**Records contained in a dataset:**
====
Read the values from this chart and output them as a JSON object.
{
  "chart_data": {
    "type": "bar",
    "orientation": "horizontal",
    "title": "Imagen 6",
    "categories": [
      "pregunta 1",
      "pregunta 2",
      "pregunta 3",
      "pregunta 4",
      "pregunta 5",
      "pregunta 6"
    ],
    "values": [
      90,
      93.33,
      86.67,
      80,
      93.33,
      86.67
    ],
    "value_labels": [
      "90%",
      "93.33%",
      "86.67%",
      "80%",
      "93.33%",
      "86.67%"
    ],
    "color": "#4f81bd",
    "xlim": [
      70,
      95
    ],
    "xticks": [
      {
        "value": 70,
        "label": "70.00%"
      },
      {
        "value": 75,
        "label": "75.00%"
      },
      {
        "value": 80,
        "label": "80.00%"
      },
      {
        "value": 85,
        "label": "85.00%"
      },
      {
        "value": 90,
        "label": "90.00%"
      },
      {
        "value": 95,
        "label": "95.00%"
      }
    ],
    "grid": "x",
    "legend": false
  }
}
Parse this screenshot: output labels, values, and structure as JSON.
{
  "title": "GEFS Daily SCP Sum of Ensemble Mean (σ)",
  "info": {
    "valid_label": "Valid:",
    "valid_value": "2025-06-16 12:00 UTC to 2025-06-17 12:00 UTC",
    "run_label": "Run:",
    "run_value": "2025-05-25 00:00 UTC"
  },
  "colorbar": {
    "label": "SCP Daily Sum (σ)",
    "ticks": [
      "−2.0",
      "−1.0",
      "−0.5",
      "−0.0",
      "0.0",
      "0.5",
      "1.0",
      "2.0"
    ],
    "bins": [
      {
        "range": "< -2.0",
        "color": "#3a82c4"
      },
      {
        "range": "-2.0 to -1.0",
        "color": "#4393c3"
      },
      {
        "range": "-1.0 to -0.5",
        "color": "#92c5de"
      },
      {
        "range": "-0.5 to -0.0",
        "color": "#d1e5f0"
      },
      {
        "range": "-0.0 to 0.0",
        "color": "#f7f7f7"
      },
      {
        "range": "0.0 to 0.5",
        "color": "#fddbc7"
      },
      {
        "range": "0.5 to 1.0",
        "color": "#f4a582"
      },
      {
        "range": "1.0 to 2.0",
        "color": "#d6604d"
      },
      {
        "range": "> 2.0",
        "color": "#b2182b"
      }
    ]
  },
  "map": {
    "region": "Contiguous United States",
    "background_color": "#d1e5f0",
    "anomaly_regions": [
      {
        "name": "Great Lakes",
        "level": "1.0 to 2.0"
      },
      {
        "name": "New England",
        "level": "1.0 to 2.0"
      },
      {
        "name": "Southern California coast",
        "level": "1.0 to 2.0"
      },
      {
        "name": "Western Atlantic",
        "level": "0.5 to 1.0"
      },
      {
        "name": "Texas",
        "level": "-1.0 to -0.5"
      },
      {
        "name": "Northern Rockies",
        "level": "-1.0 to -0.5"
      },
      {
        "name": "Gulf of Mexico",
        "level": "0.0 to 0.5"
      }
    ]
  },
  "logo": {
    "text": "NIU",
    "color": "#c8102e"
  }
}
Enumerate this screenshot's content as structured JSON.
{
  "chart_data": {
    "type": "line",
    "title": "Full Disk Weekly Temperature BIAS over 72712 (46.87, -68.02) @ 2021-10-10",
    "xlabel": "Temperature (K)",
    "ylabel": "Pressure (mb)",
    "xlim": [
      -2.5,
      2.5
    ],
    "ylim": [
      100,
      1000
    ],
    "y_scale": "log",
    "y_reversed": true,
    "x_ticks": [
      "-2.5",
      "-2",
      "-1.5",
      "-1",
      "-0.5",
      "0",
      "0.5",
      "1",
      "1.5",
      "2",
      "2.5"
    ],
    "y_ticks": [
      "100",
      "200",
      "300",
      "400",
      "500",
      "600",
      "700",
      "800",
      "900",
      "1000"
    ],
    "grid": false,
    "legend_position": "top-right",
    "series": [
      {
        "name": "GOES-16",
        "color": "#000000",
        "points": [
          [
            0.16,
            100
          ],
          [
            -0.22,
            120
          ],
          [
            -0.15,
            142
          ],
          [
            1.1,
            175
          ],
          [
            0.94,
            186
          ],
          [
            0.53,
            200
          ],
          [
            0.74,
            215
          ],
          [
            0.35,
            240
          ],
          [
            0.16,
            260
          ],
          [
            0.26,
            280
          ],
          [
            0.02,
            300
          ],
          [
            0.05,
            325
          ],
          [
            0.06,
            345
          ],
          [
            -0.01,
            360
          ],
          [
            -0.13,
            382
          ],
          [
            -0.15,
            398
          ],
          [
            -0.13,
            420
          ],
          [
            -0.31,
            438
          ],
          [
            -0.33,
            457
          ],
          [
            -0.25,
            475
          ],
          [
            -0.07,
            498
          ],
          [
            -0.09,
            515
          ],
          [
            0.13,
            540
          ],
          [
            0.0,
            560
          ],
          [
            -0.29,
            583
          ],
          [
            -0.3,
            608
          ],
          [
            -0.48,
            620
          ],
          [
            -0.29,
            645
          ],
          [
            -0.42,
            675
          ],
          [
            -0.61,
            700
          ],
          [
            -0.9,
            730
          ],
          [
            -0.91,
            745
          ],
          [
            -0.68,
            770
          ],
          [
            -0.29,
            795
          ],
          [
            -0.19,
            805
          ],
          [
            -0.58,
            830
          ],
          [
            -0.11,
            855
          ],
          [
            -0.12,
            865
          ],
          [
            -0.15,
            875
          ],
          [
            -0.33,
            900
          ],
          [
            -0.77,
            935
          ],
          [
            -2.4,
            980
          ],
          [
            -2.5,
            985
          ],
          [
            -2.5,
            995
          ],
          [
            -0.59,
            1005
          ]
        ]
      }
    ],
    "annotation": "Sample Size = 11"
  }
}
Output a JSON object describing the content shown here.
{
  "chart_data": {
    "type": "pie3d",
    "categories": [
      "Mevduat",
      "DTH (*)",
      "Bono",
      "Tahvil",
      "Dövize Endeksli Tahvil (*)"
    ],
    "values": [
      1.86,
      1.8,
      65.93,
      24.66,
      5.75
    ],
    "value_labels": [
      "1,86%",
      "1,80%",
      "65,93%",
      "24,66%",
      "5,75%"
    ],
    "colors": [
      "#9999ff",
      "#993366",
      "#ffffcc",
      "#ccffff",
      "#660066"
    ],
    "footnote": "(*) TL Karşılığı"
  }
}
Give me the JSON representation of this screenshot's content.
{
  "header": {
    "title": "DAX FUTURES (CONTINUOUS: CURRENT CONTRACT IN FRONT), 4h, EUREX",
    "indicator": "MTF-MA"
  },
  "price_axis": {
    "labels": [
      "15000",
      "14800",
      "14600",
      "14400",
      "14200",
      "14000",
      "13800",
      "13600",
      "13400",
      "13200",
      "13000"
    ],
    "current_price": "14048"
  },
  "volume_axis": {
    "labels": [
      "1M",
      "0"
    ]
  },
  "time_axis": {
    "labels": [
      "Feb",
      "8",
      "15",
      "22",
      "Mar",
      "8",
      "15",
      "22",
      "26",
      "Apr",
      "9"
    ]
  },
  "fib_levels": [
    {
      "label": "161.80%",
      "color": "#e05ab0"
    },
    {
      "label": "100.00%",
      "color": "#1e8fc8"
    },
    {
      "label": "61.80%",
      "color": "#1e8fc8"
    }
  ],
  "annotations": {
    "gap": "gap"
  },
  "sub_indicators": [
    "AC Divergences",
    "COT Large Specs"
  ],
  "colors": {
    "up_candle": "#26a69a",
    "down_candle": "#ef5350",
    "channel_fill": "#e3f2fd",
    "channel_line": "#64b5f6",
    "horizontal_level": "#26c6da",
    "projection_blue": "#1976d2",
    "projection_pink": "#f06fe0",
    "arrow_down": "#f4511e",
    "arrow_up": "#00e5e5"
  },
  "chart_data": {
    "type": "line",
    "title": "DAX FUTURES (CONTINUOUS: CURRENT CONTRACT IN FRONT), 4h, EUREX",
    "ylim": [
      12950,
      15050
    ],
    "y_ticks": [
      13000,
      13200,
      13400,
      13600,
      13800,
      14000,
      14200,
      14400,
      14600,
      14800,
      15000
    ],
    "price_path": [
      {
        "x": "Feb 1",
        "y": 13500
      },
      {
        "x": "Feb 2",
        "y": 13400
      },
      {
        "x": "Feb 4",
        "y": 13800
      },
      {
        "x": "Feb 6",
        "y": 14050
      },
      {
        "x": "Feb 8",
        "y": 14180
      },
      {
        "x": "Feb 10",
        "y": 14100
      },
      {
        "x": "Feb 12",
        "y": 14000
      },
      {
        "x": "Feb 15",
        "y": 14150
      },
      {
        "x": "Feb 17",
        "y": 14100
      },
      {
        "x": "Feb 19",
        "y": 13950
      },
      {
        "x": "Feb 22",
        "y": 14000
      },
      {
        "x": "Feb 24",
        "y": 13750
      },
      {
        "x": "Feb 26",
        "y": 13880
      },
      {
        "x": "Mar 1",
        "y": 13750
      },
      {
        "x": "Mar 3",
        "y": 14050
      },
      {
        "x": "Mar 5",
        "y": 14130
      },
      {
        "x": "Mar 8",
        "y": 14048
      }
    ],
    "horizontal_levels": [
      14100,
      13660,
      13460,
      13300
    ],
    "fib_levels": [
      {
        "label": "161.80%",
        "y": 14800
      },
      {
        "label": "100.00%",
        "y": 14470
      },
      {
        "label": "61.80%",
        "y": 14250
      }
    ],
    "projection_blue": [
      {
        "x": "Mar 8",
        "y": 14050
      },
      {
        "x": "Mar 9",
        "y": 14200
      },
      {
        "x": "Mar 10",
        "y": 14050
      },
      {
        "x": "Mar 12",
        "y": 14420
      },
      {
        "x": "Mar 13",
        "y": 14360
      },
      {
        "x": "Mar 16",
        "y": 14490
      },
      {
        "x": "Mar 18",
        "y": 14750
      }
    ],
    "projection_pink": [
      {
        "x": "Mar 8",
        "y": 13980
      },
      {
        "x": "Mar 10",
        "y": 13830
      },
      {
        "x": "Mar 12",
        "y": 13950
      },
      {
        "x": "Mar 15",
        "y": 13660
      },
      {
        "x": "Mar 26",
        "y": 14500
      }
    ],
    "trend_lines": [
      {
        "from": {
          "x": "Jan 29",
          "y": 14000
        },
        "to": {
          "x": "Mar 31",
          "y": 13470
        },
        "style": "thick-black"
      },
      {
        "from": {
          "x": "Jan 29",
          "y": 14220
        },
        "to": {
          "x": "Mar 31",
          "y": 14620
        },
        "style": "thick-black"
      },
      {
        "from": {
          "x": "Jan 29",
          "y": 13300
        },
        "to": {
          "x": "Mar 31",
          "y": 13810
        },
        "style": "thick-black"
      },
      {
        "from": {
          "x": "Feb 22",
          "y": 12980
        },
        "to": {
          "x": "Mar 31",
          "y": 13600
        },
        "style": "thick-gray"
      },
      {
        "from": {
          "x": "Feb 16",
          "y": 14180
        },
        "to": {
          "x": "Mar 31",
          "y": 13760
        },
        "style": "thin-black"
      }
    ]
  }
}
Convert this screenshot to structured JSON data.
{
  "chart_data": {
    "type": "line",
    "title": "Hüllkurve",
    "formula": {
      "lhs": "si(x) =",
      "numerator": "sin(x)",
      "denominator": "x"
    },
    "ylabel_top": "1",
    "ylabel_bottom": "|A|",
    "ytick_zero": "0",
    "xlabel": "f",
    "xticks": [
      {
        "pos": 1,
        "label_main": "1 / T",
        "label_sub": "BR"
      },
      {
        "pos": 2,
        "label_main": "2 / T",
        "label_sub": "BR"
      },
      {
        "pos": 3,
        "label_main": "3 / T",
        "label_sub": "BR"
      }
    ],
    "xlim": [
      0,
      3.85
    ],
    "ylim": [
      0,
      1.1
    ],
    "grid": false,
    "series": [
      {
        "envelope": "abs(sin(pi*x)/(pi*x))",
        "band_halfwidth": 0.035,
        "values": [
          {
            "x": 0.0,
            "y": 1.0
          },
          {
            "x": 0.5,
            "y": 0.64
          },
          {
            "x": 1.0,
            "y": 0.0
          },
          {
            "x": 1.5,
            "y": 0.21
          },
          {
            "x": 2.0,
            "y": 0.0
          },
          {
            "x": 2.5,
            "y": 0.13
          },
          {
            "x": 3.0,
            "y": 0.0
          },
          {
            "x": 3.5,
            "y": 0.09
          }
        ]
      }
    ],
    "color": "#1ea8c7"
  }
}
====
**The request:** Show, from the listing above, each line that contains the word "object".

**Exercise result:**
Read the values from this chart and output them as a JSON object.
Output a JSON object describing the content shown here.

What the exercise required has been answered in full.